Copy every entry exactly as given, minus the images.

------ INPUT MATERIAL ------

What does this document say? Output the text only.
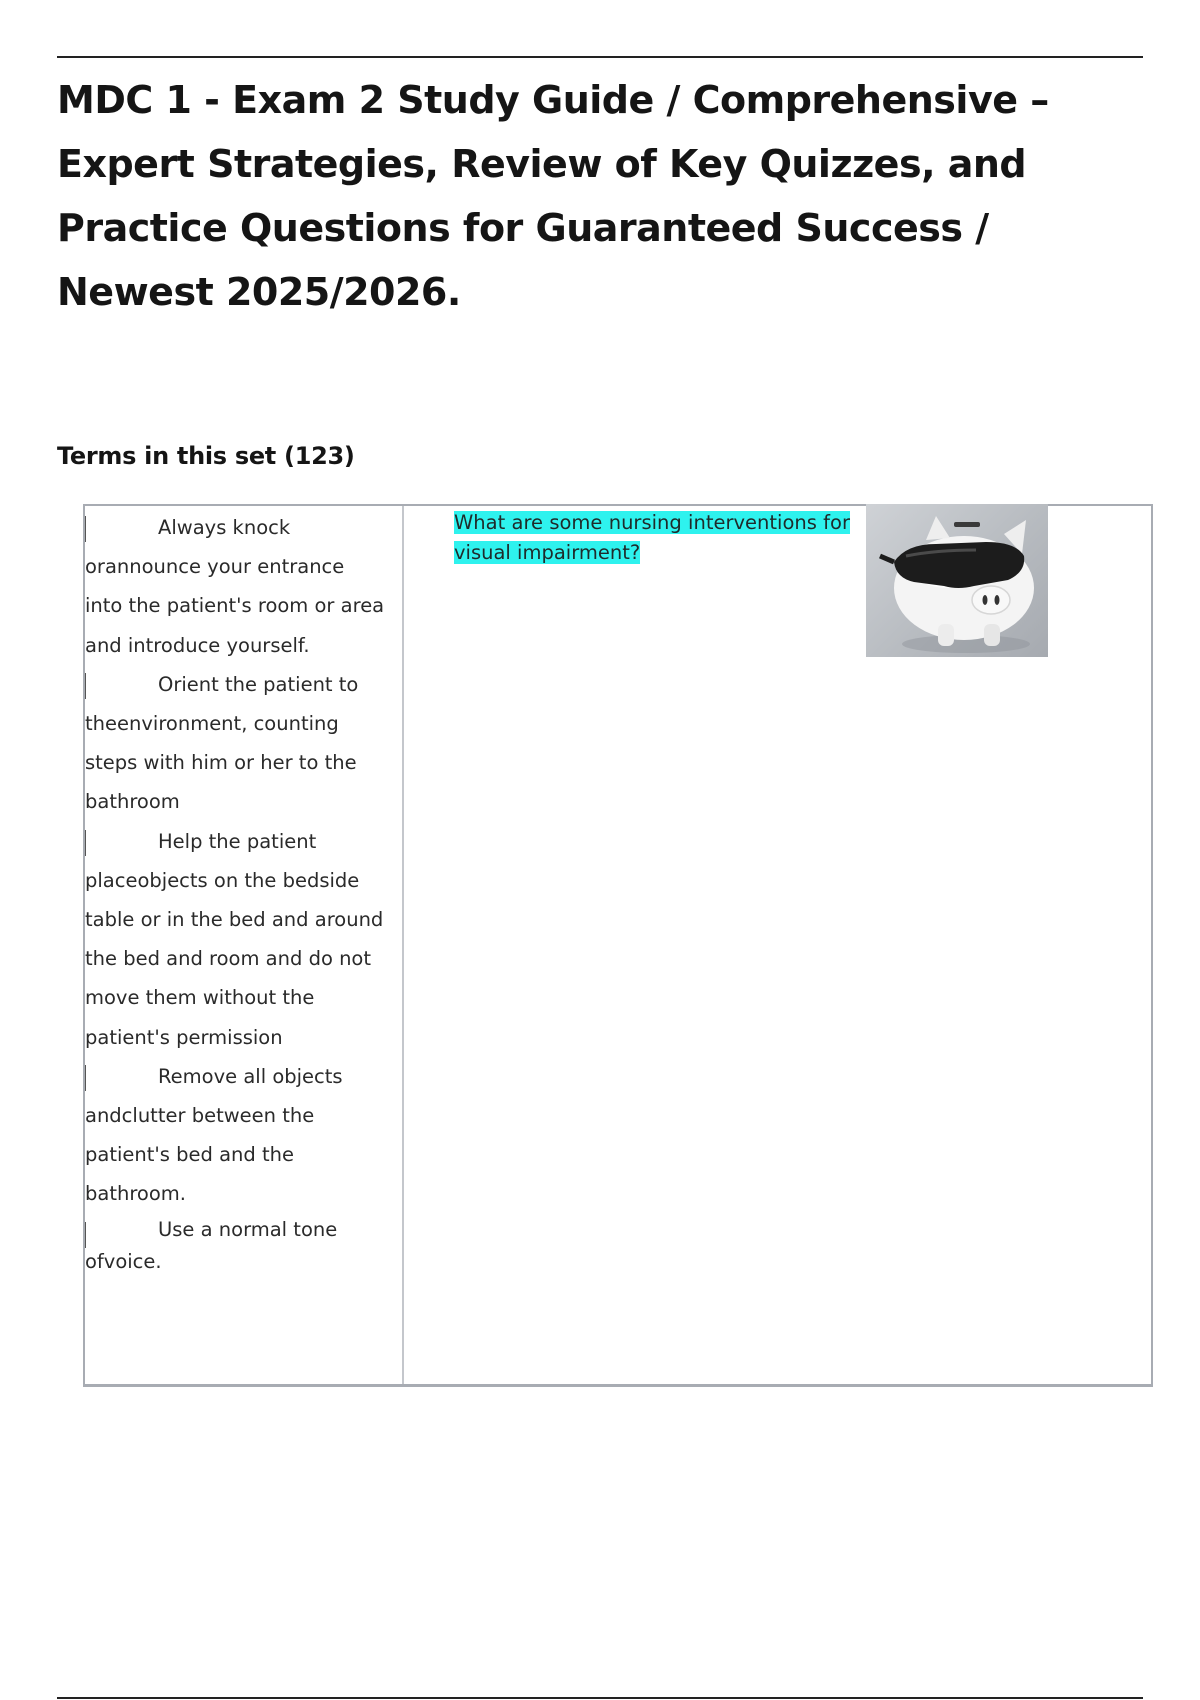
MDC 1 - Exam 2 Study Guide / Comprehensive – Expert Strategies, Review of Key Quizzes, and Practice Questions for Guaranteed Success / Newest 2025/2026.
Terms in this set (123)
Always knock orannounce your entrance into the patient's room or area and introduce yourself.
Orient the patient to theenvironment, counting steps with him or her to the bathroom
Help the patient placeobjects on the bedside table or in the bed and around the bed and room and do not move them without the patient's permission
Remove all objects andclutter between the patient's bed and the bathroom.
Use a normal tone ofvoice.

What are some nursing interventions for visual impairment?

------

→ EXERCISE OUTPUT
What does this document say? Output the text only.
MDC 1 - Exam 2 Study Guide / Comprehensive – Expert Strategies, Review of Key Quizzes, and Practice Questions for Guaranteed Success / Newest 2025/2026.
Terms in this set (123)
Always knock orannounce your entrance into the patient's room or area and introduce yourself.
Orient the patient to theenvironment, counting steps with him or her to the bathroom
Help the patient placeobjects on the bedside table or in the bed and around the bed and room and do not move them without the patient's permission
Remove all objects andclutter between the patient's bed and the bathroom.
Use a normal tone ofvoice.

What are some nursing interventions for visual impairment?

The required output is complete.